◆ **GOAL**: Every line with the word "switch" in it should be extracted from the data that follows.

◆ **STORED ROWS**:
# # # # #

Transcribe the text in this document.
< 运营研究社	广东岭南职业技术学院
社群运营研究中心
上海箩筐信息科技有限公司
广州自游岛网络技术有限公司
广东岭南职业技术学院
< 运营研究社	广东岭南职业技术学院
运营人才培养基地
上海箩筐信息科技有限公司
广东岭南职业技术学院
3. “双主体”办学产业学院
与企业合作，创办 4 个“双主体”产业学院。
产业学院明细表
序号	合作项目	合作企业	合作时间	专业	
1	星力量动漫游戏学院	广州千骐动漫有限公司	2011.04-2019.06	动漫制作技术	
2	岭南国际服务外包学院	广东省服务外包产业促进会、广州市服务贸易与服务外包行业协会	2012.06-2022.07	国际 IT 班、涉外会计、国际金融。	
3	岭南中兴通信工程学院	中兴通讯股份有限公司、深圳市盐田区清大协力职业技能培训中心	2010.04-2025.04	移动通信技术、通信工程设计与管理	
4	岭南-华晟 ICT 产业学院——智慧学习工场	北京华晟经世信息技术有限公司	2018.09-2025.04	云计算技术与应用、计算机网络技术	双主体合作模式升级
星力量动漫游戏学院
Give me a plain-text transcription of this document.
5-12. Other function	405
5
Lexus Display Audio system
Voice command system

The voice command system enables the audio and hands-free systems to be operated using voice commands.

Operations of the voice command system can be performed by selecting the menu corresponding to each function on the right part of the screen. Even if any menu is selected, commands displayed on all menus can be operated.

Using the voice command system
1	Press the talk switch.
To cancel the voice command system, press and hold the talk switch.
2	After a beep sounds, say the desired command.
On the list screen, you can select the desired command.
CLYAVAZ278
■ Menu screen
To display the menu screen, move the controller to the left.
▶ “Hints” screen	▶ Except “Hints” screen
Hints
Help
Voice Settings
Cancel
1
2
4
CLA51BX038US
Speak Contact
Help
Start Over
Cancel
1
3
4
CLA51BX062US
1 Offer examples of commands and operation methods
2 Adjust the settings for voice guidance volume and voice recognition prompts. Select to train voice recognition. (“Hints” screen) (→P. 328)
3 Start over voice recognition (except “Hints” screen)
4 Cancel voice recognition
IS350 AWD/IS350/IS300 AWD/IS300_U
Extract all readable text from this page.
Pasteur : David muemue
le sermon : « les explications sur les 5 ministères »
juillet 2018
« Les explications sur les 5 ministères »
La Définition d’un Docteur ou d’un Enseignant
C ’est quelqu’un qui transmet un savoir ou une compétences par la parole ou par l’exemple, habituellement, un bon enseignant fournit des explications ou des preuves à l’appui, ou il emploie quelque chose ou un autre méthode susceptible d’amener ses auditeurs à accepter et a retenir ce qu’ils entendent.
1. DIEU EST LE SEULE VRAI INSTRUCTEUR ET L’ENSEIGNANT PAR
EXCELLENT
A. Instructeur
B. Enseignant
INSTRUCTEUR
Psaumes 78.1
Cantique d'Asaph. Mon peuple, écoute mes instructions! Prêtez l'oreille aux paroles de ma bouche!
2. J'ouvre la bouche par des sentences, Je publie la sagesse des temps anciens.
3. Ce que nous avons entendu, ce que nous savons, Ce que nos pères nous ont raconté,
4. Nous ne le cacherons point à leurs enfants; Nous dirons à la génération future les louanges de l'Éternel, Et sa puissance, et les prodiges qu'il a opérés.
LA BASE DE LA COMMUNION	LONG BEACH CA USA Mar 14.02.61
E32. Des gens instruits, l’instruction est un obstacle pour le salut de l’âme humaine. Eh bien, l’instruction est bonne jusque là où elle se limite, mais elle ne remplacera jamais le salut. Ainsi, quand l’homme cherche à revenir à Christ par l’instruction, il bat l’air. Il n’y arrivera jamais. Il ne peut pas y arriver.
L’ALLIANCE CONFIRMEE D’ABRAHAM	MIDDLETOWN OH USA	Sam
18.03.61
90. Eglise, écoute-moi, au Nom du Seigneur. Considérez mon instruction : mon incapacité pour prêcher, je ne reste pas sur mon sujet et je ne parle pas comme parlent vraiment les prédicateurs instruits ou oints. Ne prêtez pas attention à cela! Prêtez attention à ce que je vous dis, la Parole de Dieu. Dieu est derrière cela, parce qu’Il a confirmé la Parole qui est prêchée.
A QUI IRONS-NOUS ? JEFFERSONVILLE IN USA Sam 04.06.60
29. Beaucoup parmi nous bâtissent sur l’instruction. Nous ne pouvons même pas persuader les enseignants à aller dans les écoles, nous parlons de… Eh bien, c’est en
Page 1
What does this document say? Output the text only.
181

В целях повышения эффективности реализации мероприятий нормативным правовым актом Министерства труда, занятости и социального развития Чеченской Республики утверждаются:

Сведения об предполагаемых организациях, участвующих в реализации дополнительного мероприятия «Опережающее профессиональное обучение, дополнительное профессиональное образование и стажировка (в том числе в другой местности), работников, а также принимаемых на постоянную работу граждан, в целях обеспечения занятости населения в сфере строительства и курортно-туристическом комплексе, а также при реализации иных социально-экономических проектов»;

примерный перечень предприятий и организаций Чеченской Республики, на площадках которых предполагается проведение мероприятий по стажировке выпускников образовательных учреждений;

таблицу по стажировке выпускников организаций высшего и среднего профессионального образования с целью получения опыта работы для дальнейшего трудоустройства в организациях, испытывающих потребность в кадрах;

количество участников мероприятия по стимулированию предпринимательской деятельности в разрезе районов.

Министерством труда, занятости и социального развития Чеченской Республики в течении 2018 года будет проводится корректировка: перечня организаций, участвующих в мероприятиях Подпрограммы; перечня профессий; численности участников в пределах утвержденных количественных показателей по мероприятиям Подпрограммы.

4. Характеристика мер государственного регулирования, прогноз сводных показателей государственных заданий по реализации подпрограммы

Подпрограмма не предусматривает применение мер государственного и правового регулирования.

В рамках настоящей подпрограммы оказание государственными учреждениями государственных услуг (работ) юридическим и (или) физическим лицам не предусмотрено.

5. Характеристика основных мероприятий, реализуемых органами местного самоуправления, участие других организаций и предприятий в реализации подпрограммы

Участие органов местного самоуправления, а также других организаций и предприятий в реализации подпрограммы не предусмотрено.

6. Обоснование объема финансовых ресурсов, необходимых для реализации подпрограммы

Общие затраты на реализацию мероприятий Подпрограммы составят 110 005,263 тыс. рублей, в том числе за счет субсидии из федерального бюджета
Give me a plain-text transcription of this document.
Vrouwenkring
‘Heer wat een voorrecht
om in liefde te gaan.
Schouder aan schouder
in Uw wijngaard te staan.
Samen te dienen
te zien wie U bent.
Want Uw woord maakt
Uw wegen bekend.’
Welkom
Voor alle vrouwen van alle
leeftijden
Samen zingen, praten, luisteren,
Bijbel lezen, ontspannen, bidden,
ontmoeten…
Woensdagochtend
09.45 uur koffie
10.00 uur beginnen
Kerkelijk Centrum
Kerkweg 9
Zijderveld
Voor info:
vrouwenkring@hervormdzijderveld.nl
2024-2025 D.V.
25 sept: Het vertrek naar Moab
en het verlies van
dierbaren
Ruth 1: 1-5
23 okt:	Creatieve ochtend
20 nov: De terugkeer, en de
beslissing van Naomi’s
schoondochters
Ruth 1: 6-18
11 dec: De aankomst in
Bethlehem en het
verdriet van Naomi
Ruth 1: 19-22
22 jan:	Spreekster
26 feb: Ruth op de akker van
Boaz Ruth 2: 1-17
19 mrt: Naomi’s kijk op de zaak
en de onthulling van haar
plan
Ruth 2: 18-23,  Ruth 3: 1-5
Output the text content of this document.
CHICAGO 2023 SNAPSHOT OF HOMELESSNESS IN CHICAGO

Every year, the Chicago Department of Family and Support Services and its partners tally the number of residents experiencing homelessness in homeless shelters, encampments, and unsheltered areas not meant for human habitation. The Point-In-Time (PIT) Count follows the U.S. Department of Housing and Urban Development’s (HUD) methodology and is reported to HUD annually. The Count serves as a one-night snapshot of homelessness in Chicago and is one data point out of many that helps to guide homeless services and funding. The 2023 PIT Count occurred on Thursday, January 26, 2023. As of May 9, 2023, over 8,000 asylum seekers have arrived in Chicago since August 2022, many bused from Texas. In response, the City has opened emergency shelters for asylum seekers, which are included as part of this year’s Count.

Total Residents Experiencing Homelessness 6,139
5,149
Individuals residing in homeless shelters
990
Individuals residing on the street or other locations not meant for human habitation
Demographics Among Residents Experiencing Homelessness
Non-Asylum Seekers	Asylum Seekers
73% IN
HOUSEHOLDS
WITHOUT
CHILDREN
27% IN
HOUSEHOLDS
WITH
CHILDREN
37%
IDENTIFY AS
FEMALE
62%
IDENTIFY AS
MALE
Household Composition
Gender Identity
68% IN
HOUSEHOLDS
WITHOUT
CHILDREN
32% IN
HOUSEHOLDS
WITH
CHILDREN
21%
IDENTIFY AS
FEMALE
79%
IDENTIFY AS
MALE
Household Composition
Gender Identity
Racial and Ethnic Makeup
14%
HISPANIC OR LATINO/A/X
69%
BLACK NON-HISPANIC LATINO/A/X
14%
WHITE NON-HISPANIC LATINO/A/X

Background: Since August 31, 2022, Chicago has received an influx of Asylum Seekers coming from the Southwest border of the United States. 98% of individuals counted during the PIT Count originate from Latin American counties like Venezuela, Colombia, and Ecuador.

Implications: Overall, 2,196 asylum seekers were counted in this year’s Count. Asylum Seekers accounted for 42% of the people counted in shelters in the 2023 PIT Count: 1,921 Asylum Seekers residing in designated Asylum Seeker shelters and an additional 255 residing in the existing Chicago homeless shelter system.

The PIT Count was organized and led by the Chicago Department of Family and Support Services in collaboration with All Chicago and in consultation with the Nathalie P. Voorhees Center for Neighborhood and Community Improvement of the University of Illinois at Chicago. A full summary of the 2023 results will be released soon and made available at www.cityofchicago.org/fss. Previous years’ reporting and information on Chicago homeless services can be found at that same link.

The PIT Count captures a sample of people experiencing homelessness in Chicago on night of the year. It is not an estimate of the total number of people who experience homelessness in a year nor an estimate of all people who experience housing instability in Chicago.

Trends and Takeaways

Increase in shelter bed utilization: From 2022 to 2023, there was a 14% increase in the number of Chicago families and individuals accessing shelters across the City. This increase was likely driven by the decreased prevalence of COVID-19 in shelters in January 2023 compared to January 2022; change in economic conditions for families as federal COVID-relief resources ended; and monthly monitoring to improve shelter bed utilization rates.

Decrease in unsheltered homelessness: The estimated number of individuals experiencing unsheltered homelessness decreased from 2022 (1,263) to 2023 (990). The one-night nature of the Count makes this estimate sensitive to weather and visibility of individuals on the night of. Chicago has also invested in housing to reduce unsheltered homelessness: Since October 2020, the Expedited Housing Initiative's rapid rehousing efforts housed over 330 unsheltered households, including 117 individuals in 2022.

# # # # #

◆ **EXERCISE SOLUTION**:
1	Press the talk switch.
To cancel the voice command system, press and hold the talk switch.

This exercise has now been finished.